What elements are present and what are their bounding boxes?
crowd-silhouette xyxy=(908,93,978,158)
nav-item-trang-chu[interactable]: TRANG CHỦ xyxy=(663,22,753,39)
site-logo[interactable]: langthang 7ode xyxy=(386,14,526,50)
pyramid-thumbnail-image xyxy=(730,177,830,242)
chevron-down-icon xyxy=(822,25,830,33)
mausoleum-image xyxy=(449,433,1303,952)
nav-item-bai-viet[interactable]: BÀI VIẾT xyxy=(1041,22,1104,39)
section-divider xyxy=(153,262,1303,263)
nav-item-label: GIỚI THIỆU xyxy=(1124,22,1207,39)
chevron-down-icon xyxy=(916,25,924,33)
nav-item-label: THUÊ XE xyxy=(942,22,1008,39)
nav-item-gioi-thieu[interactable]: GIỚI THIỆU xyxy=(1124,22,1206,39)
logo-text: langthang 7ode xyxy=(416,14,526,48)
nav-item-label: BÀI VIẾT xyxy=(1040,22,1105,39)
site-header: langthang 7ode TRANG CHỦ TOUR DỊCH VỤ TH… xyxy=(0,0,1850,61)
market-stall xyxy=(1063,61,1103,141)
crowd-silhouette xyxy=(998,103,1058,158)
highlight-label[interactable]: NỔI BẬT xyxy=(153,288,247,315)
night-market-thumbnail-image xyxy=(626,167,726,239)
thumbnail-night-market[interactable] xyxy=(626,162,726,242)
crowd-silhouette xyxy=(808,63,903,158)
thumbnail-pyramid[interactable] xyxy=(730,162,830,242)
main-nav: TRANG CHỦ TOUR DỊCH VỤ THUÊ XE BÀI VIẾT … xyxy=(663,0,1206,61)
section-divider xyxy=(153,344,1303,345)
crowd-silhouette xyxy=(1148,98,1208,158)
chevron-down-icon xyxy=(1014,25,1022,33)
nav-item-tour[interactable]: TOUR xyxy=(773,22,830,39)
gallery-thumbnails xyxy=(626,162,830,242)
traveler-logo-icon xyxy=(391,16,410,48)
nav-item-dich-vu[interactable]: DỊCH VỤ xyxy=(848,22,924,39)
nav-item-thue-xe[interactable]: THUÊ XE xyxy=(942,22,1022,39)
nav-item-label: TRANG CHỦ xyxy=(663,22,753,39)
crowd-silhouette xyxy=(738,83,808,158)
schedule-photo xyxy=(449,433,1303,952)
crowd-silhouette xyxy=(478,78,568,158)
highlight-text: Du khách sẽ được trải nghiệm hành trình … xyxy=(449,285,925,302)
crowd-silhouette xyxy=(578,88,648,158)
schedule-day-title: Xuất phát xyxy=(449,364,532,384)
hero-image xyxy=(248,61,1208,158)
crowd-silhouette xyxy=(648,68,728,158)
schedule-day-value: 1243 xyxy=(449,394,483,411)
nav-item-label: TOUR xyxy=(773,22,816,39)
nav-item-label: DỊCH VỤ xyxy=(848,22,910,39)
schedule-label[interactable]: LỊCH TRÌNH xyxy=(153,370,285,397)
────────────────────────────────────────
**Required work:**
Reproduce all of the records above, replacing every instance of "crowd-silhouette" with "crowd-figure" and leaving everything else unchanged.

**Completed exercise:**
What elements are present and what are their bounding boxes?
crowd-figure xyxy=(908,93,978,158)
nav-item-trang-chu[interactable]: TRANG CHỦ xyxy=(663,22,753,39)
site-logo[interactable]: langthang 7ode xyxy=(386,14,526,50)
pyramid-thumbnail-image xyxy=(730,177,830,242)
chevron-down-icon xyxy=(822,25,830,33)
mausoleum-image xyxy=(449,433,1303,952)
nav-item-bai-viet[interactable]: BÀI VIẾT xyxy=(1041,22,1104,39)
section-divider xyxy=(153,262,1303,263)
nav-item-label: GIỚI THIỆU xyxy=(1124,22,1207,39)
chevron-down-icon xyxy=(916,25,924,33)
nav-item-label: THUÊ XE xyxy=(942,22,1008,39)
nav-item-gioi-thieu[interactable]: GIỚI THIỆU xyxy=(1124,22,1206,39)
logo-text: langthang 7ode xyxy=(416,14,526,48)
nav-item-label: BÀI VIẾT xyxy=(1040,22,1105,39)
site-header: langthang 7ode TRANG CHỦ TOUR DỊCH VỤ TH… xyxy=(0,0,1850,61)
market-stall xyxy=(1063,61,1103,141)
crowd-figure xyxy=(998,103,1058,158)
highlight-label[interactable]: NỔI BẬT xyxy=(153,288,247,315)
night-market-thumbnail-image xyxy=(626,167,726,239)
thumbnail-night-market[interactable] xyxy=(626,162,726,242)
crowd-figure xyxy=(808,63,903,158)
thumbnail-pyramid[interactable] xyxy=(730,162,830,242)
main-nav: TRANG CHỦ TOUR DỊCH VỤ THUÊ XE BÀI VIẾT … xyxy=(663,0,1206,61)
section-divider xyxy=(153,344,1303,345)
crowd-figure xyxy=(1148,98,1208,158)
chevron-down-icon xyxy=(1014,25,1022,33)
nav-item-tour[interactable]: TOUR xyxy=(773,22,830,39)
gallery-thumbnails xyxy=(626,162,830,242)
traveler-logo-icon xyxy=(391,16,410,48)
nav-item-dich-vu[interactable]: DỊCH VỤ xyxy=(848,22,924,39)
nav-item-thue-xe[interactable]: THUÊ XE xyxy=(942,22,1022,39)
nav-item-label: TRANG CHỦ xyxy=(663,22,753,39)
crowd-figure xyxy=(738,83,808,158)
schedule-photo xyxy=(449,433,1303,952)
crowd-figure xyxy=(478,78,568,158)
highlight-text: Du khách sẽ được trải nghiệm hành trình … xyxy=(449,285,925,302)
crowd-figure xyxy=(578,88,648,158)
schedule-day-title: Xuất phát xyxy=(449,364,532,384)
hero-image xyxy=(248,61,1208,158)
crowd-figure xyxy=(648,68,728,158)
schedule-day-value: 1243 xyxy=(449,394,483,411)
nav-item-label: TOUR xyxy=(773,22,816,39)
nav-item-label: DỊCH VỤ xyxy=(848,22,910,39)
schedule-label[interactable]: LỊCH TRÌNH xyxy=(153,370,285,397)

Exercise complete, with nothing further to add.